**Aim:**
Write out every record in full, exactly as written, please.

**Records for this task:**

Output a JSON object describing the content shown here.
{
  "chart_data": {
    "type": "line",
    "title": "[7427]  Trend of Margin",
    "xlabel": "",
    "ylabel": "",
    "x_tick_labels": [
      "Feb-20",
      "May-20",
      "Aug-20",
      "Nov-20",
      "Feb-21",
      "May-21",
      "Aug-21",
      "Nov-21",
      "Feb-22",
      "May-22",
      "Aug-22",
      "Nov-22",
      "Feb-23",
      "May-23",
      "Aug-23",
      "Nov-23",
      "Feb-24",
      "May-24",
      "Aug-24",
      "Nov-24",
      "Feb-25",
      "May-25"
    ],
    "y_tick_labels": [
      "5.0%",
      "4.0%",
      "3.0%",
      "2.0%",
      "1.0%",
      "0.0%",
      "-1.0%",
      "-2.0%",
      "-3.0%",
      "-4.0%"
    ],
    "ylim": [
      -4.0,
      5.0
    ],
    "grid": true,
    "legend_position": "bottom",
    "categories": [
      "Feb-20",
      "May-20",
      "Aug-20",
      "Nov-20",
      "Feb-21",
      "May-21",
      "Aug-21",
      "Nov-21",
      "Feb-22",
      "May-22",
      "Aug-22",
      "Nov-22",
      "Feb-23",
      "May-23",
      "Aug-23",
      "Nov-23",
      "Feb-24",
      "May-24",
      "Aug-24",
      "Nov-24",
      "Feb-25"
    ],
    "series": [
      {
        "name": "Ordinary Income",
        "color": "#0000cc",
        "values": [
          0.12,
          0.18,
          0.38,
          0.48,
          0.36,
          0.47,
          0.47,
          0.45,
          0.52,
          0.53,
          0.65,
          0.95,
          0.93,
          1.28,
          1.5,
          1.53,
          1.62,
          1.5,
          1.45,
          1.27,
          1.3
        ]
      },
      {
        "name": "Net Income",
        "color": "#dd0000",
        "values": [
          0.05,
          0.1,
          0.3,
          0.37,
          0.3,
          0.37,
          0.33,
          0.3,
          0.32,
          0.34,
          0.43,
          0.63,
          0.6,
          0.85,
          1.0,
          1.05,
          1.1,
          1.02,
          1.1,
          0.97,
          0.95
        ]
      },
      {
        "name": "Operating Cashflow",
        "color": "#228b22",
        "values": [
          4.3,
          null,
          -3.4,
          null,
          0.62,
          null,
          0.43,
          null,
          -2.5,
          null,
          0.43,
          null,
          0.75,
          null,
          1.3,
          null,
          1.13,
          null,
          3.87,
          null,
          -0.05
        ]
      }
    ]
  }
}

**The answer:**
Output a JSON object describing the content shown here.
{
  "chart_data": {
    "type": "line",
    "title": "[7427]  Trend of Margin",
    "xlabel": "",
    "ylabel": "",
    "x_tick_labels": [
      "Feb-20",
      "May-20",
      "Aug-20",
      "Nov-20",
      "Feb-21",
      "May-21",
      "Aug-21",
      "Nov-21",
      "Feb-22",
      "May-22",
      "Aug-22",
      "Nov-22",
      "Feb-23",
      "May-23",
      "Aug-23",
      "Nov-23",
      "Feb-24",
      "May-24",
      "Aug-24",
      "Nov-24",
      "Feb-25",
      "May-25"
    ],
    "y_tick_labels": [
      "5.0%",
      "4.0%",
      "3.0%",
      "2.0%",
      "1.0%",
      "0.0%",
      "-1.0%",
      "-2.0%",
      "-3.0%",
      "-4.0%"
    ],
    "ylim": [
      -4.0,
      5.0
    ],
    "grid": true,
    "legend_position": "bottom",
    "categories": [
      "Feb-20",
      "May-20",
      "Aug-20",
      "Nov-20",
      "Feb-21",
      "May-21",
      "Aug-21",
      "Nov-21",
      "Feb-22",
      "May-22",
      "Aug-22",
      "Nov-22",
      "Feb-23",
      "May-23",
      "Aug-23",
      "Nov-23",
      "Feb-24",
      "May-24",
      "Aug-24",
      "Nov-24",
      "Feb-25"
    ],
    "series": [
      {
        "name": "Ordinary Income",
        "color": "#0000cc",
        "values": [
          0.12,
          0.18,
          0.38,
          0.48,
          0.36,
          0.47,
          0.47,
          0.45,
          0.52,
          0.53,
          0.65,
          0.95,
          0.93,
          1.28,
          1.5,
          1.53,
          1.62,
          1.5,
          1.45,
          1.27,
          1.3
        ]
      },
      {
        "name": "Net Income",
        "color": "#dd0000",
        "values": [
          0.05,
          0.1,
          0.3,
          0.37,
          0.3,
          0.37,
          0.33,
          0.3,
          0.32,
          0.34,
          0.43,
          0.63,
          0.6,
          0.85,
          1.0,
          1.05,
          1.1,
          1.02,
          1.1,
          0.97,
          0.95
        ]
      },
      {
        "name": "Operating Cashflow",
        "color": "#228b22",
        "values": [
          4.3,
          null,
          -3.4,
          null,
          0.62,
          null,
          0.43,
          null,
          -2.5,
          null,
          0.43,
          null,
          0.75,
          null,
          1.3,
          null,
          1.13,
          null,
          3.87,
          null,
          -0.05
        ]
      }
    ]
  }
}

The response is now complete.